Job
Edit the items from the start through the line containing "goal-item: 5解决粘刀问题 [242,260,489,284]" so that "legend-label" becomes "legend-entry", leaving everything else unchanged. Give back only those lines.

┌─ Extracted records

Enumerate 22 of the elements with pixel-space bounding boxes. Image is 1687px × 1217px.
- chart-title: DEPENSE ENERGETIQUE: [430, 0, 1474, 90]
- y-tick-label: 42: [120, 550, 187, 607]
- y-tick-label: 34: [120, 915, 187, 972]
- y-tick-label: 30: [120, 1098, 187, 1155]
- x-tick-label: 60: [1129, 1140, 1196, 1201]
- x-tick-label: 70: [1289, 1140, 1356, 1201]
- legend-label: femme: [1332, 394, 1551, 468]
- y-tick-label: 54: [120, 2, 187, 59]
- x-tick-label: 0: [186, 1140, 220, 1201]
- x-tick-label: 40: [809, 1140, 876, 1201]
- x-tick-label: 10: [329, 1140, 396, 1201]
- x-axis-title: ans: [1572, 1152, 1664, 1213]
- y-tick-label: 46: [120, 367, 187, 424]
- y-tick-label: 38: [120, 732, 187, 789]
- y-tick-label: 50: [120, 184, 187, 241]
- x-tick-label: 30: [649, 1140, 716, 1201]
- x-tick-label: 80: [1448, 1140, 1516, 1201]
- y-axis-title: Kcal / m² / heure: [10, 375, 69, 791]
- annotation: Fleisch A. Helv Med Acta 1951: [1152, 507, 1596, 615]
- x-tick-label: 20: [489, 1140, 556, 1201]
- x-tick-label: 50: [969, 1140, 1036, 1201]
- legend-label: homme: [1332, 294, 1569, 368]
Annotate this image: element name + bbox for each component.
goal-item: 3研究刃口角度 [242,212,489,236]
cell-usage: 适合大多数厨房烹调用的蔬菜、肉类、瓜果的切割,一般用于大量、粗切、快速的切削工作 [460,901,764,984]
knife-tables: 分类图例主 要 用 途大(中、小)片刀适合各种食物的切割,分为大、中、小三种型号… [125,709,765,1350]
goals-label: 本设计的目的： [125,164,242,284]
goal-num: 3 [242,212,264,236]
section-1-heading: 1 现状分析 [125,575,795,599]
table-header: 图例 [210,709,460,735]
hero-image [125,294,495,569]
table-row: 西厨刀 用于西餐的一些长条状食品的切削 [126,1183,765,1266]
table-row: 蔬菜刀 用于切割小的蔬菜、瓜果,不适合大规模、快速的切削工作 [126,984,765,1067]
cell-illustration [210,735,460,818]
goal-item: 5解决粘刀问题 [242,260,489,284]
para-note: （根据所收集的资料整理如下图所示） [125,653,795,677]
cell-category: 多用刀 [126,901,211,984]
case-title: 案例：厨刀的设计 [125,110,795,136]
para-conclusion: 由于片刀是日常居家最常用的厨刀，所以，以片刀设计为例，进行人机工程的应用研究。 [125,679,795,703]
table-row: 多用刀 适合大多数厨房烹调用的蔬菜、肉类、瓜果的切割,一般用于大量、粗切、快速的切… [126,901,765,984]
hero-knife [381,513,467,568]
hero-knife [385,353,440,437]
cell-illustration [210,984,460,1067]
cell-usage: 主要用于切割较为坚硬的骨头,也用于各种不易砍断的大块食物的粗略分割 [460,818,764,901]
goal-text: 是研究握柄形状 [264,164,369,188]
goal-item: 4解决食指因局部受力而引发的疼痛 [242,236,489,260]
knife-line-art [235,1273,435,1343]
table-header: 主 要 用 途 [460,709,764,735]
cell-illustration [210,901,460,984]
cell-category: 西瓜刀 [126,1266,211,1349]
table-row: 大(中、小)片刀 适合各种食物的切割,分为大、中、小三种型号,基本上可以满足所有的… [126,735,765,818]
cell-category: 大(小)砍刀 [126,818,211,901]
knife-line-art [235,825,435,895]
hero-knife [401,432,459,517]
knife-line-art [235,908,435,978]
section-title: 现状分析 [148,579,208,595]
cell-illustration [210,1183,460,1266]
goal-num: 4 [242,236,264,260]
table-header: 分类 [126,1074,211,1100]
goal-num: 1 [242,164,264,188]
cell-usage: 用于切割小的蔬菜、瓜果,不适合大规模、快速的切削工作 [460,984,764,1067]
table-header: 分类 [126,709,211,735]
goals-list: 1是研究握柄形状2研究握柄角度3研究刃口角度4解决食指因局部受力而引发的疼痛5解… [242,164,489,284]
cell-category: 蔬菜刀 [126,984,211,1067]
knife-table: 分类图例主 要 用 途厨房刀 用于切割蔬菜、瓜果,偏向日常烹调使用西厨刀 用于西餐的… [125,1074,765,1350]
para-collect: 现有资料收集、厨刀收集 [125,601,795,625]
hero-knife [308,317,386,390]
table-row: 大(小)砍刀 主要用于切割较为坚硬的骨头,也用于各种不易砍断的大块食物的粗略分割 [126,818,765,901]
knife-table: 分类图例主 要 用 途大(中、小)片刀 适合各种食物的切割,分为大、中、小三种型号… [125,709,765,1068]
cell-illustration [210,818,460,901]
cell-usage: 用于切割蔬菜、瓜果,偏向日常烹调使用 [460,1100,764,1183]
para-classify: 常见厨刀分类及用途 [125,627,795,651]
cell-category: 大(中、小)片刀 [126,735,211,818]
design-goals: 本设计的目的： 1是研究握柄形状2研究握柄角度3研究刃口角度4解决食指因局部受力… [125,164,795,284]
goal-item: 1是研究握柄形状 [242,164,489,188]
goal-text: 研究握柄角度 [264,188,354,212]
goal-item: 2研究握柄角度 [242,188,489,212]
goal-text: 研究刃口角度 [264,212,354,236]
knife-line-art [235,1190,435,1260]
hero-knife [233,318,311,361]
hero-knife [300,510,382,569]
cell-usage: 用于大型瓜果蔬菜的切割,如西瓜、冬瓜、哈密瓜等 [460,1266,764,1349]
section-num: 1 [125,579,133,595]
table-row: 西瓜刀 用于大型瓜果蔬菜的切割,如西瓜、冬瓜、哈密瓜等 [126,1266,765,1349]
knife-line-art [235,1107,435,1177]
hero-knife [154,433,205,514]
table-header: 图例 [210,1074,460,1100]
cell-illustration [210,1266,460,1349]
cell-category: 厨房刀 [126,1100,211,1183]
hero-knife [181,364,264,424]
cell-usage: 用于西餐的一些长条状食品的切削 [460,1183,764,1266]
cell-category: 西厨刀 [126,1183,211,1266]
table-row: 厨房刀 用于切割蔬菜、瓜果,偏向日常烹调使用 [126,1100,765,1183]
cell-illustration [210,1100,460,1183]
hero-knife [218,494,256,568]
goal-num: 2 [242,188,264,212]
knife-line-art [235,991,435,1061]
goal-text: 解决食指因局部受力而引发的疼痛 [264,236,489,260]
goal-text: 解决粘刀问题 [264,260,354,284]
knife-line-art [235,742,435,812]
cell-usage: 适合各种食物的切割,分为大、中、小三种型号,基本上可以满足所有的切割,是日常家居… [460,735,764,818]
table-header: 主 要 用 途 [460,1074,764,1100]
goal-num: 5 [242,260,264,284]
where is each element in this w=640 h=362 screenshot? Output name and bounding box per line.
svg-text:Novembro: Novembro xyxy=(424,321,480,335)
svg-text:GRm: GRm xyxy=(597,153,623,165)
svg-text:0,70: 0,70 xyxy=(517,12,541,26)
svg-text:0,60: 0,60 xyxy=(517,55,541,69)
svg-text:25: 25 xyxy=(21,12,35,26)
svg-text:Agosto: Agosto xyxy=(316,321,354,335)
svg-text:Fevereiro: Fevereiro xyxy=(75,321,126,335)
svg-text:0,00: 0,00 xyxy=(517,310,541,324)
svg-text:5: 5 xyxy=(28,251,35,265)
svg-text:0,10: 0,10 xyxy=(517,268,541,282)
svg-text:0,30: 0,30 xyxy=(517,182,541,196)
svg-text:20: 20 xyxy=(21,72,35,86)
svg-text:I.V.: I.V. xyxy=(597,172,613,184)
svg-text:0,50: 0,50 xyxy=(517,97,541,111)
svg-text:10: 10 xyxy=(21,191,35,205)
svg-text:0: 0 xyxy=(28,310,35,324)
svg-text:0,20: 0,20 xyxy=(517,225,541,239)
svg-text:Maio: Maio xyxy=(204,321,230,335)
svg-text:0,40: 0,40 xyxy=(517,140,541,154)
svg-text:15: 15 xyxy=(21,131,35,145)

└─

In response
Enumerate 22 of the elements with pixel-space bounding boxes. Image is 1687px × 1217px.
- chart-title: DEPENSE ENERGETIQUE: [430, 0, 1474, 90]
- y-tick-label: 42: [120, 550, 187, 607]
- y-tick-label: 34: [120, 915, 187, 972]
- y-tick-label: 30: [120, 1098, 187, 1155]
- x-tick-label: 60: [1129, 1140, 1196, 1201]
- x-tick-label: 70: [1289, 1140, 1356, 1201]
- legend-entry: femme: [1332, 394, 1551, 468]
- y-tick-label: 54: [120, 2, 187, 59]
- x-tick-label: 0: [186, 1140, 220, 1201]
- x-tick-label: 40: [809, 1140, 876, 1201]
- x-tick-label: 10: [329, 1140, 396, 1201]
- x-axis-title: ans: [1572, 1152, 1664, 1213]
- y-tick-label: 46: [120, 367, 187, 424]
- y-tick-label: 38: [120, 732, 187, 789]
- y-tick-label: 50: [120, 184, 187, 241]
- x-tick-label: 30: [649, 1140, 716, 1201]
- x-tick-label: 80: [1448, 1140, 1516, 1201]
- y-axis-title: Kcal / m² / heure: [10, 375, 69, 791]
- annotation: Fleisch A. Helv Med Acta 1951: [1152, 507, 1596, 615]
- x-tick-label: 20: [489, 1140, 556, 1201]
- x-tick-label: 50: [969, 1140, 1036, 1201]
- legend-entry: homme: [1332, 294, 1569, 368]
Annotate this image: element name + bbox for each component.
goal-item: 3研究刃口角度 [242,212,489,236]
cell-usage: 适合大多数厨房烹调用的蔬菜、肉类、瓜果的切割,一般用于大量、粗切、快速的切削工作 [460,901,764,984]
knife-tables: 分类图例主 要 用 途大(中、小)片刀适合各种食物的切割,分为大、中、小三种型号… [125,709,765,1350]
goals-label: 本设计的目的： [125,164,242,284]
goal-num: 3 [242,212,264,236]
section-1-heading: 1 现状分析 [125,575,795,599]
table-header: 图例 [210,709,460,735]
hero-image [125,294,495,569]
table-row: 西厨刀 用于西餐的一些长条状食品的切削 [126,1183,765,1266]
table-row: 蔬菜刀 用于切割小的蔬菜、瓜果,不适合大规模、快速的切削工作 [126,984,765,1067]
cell-illustration [210,735,460,818]
goal-item: 5解决粘刀问题 [242,260,489,284]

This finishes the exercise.